### Requirement
Set down, in full, every record in the block.

### Task material
/---

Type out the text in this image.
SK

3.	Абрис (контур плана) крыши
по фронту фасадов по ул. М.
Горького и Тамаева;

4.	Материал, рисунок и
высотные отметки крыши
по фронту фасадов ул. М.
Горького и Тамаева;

\---

### Right answer
Type out the text in this image.
SK

3.	Абрис (контур плана) крыши
по фронту фасадов по ул. М.
Горького и Тамаева;

4.	Материал, рисунок и
высотные отметки крыши
по фронту фасадов ул. М.
Горького и Тамаева;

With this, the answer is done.